>> start Data excerpts

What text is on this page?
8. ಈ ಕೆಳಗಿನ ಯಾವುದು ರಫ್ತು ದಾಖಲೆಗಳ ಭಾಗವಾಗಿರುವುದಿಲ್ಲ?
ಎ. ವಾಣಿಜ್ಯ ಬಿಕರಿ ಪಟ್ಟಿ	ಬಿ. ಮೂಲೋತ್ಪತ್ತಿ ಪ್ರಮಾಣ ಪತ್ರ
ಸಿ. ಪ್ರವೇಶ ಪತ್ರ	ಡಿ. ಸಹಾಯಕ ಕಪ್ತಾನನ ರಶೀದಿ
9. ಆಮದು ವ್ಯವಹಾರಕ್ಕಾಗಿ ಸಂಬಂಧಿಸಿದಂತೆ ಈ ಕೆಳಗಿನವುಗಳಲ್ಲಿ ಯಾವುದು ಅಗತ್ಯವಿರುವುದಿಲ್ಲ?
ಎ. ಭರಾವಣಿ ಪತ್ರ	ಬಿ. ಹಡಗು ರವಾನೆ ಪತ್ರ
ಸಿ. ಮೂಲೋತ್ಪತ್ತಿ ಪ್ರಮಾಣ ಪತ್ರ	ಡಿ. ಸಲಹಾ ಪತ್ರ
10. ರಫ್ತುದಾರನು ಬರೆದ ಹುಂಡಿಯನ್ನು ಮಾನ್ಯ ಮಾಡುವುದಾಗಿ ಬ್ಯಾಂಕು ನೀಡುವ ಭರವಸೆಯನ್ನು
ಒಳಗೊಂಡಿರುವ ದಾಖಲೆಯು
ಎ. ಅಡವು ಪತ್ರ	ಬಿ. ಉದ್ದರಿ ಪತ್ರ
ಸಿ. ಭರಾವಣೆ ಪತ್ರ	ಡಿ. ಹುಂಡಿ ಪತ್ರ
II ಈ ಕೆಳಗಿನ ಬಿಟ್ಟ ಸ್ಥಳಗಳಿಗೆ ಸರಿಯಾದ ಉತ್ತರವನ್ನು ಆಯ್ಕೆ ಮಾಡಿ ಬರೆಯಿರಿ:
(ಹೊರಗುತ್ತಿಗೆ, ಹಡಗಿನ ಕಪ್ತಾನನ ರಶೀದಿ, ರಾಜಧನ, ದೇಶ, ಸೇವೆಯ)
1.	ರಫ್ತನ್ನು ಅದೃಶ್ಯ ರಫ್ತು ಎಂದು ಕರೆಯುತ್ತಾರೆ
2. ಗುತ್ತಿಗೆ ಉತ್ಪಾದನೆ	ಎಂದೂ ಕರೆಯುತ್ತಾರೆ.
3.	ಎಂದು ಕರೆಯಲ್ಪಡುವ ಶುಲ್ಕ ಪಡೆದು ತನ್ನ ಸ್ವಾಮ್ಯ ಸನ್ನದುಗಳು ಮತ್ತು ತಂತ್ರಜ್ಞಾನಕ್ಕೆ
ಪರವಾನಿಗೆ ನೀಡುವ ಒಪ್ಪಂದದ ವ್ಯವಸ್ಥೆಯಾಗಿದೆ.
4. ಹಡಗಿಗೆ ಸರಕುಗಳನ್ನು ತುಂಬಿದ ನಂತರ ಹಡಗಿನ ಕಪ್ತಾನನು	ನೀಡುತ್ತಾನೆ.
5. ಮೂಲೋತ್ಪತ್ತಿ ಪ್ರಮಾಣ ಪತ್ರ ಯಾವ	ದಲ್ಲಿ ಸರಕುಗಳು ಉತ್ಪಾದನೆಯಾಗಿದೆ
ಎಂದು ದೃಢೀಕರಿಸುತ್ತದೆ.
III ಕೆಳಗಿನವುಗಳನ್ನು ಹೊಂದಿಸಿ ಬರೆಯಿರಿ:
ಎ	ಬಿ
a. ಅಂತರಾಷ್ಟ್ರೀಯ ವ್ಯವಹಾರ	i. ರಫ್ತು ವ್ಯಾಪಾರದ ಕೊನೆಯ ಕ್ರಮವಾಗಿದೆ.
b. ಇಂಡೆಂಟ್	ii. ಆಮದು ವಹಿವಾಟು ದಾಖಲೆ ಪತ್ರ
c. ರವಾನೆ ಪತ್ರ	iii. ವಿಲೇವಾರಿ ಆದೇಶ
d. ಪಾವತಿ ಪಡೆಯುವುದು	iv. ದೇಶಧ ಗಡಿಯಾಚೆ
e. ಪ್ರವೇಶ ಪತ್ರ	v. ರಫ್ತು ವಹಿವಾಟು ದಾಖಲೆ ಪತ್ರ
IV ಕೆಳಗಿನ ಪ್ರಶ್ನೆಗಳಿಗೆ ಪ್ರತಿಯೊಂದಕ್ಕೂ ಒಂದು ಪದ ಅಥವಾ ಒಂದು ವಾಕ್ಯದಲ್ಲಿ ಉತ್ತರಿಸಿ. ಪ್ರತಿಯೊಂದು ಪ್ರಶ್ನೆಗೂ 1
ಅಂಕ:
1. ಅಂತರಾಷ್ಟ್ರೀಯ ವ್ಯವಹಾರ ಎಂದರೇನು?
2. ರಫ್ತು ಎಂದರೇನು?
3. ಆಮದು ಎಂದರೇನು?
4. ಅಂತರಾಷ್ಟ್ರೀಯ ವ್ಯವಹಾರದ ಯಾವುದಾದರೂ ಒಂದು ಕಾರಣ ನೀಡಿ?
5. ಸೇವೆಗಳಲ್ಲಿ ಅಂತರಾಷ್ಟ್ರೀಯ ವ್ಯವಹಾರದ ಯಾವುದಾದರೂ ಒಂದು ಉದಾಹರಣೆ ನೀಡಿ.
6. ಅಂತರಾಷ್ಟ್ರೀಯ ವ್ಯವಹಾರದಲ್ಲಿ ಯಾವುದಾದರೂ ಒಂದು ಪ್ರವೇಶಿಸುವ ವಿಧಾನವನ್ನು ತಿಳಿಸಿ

>> end Data excerpts

:: Objective ::
Recopy the entries above in their entirety, exactly.

:: Solution for this task ::
What text is on this page?
8. ಈ ಕೆಳಗಿನ ಯಾವುದು ರಫ್ತು ದಾಖಲೆಗಳ ಭಾಗವಾಗಿರುವುದಿಲ್ಲ?
ಎ. ವಾಣಿಜ್ಯ ಬಿಕರಿ ಪಟ್ಟಿ	ಬಿ. ಮೂಲೋತ್ಪತ್ತಿ ಪ್ರಮಾಣ ಪತ್ರ
ಸಿ. ಪ್ರವೇಶ ಪತ್ರ	ಡಿ. ಸಹಾಯಕ ಕಪ್ತಾನನ ರಶೀದಿ
9. ಆಮದು ವ್ಯವಹಾರಕ್ಕಾಗಿ ಸಂಬಂಧಿಸಿದಂತೆ ಈ ಕೆಳಗಿನವುಗಳಲ್ಲಿ ಯಾವುದು ಅಗತ್ಯವಿರುವುದಿಲ್ಲ?
ಎ. ಭರಾವಣಿ ಪತ್ರ	ಬಿ. ಹಡಗು ರವಾನೆ ಪತ್ರ
ಸಿ. ಮೂಲೋತ್ಪತ್ತಿ ಪ್ರಮಾಣ ಪತ್ರ	ಡಿ. ಸಲಹಾ ಪತ್ರ
10. ರಫ್ತುದಾರನು ಬರೆದ ಹುಂಡಿಯನ್ನು ಮಾನ್ಯ ಮಾಡುವುದಾಗಿ ಬ್ಯಾಂಕು ನೀಡುವ ಭರವಸೆಯನ್ನು
ಒಳಗೊಂಡಿರುವ ದಾಖಲೆಯು
ಎ. ಅಡವು ಪತ್ರ	ಬಿ. ಉದ್ದರಿ ಪತ್ರ
ಸಿ. ಭರಾವಣೆ ಪತ್ರ	ಡಿ. ಹುಂಡಿ ಪತ್ರ
II ಈ ಕೆಳಗಿನ ಬಿಟ್ಟ ಸ್ಥಳಗಳಿಗೆ ಸರಿಯಾದ ಉತ್ತರವನ್ನು ಆಯ್ಕೆ ಮಾಡಿ ಬರೆಯಿರಿ:
(ಹೊರಗುತ್ತಿಗೆ, ಹಡಗಿನ ಕಪ್ತಾನನ ರಶೀದಿ, ರಾಜಧನ, ದೇಶ, ಸೇವೆಯ)
1.	ರಫ್ತನ್ನು ಅದೃಶ್ಯ ರಫ್ತು ಎಂದು ಕರೆಯುತ್ತಾರೆ
2. ಗುತ್ತಿಗೆ ಉತ್ಪಾದನೆ	ಎಂದೂ ಕರೆಯುತ್ತಾರೆ.
3.	ಎಂದು ಕರೆಯಲ್ಪಡುವ ಶುಲ್ಕ ಪಡೆದು ತನ್ನ ಸ್ವಾಮ್ಯ ಸನ್ನದುಗಳು ಮತ್ತು ತಂತ್ರಜ್ಞಾನಕ್ಕೆ
ಪರವಾನಿಗೆ ನೀಡುವ ಒಪ್ಪಂದದ ವ್ಯವಸ್ಥೆಯಾಗಿದೆ.
4. ಹಡಗಿಗೆ ಸರಕುಗಳನ್ನು ತುಂಬಿದ ನಂತರ ಹಡಗಿನ ಕಪ್ತಾನನು	ನೀಡುತ್ತಾನೆ.
5. ಮೂಲೋತ್ಪತ್ತಿ ಪ್ರಮಾಣ ಪತ್ರ ಯಾವ	ದಲ್ಲಿ ಸರಕುಗಳು ಉತ್ಪಾದನೆಯಾಗಿದೆ
ಎಂದು ದೃಢೀಕರಿಸುತ್ತದೆ.
III ಕೆಳಗಿನವುಗಳನ್ನು ಹೊಂದಿಸಿ ಬರೆಯಿರಿ:
ಎ	ಬಿ
a. ಅಂತರಾಷ್ಟ್ರೀಯ ವ್ಯವಹಾರ	i. ರಫ್ತು ವ್ಯಾಪಾರದ ಕೊನೆಯ ಕ್ರಮವಾಗಿದೆ.
b. ಇಂಡೆಂಟ್	ii. ಆಮದು ವಹಿವಾಟು ದಾಖಲೆ ಪತ್ರ
c. ರವಾನೆ ಪತ್ರ	iii. ವಿಲೇವಾರಿ ಆದೇಶ
d. ಪಾವತಿ ಪಡೆಯುವುದು	iv. ದೇಶಧ ಗಡಿಯಾಚೆ
e. ಪ್ರವೇಶ ಪತ್ರ	v. ರಫ್ತು ವಹಿವಾಟು ದಾಖಲೆ ಪತ್ರ
IV ಕೆಳಗಿನ ಪ್ರಶ್ನೆಗಳಿಗೆ ಪ್ರತಿಯೊಂದಕ್ಕೂ ಒಂದು ಪದ ಅಥವಾ ಒಂದು ವಾಕ್ಯದಲ್ಲಿ ಉತ್ತರಿಸಿ. ಪ್ರತಿಯೊಂದು ಪ್ರಶ್ನೆಗೂ 1
ಅಂಕ:
1. ಅಂತರಾಷ್ಟ್ರೀಯ ವ್ಯವಹಾರ ಎಂದರೇನು?
2. ರಫ್ತು ಎಂದರೇನು?
3. ಆಮದು ಎಂದರೇನು?
4. ಅಂತರಾಷ್ಟ್ರೀಯ ವ್ಯವಹಾರದ ಯಾವುದಾದರೂ ಒಂದು ಕಾರಣ ನೀಡಿ?
5. ಸೇವೆಗಳಲ್ಲಿ ಅಂತರಾಷ್ಟ್ರೀಯ ವ್ಯವಹಾರದ ಯಾವುದಾದರೂ ಒಂದು ಉದಾಹರಣೆ ನೀಡಿ.
6. ಅಂತರಾಷ್ಟ್ರೀಯ ವ್ಯವಹಾರದಲ್ಲಿ ಯಾವುದಾದರೂ ಒಂದು ಪ್ರವೇಶಿಸುವ ವಿಧಾನವನ್ನು ತಿಳಿಸಿ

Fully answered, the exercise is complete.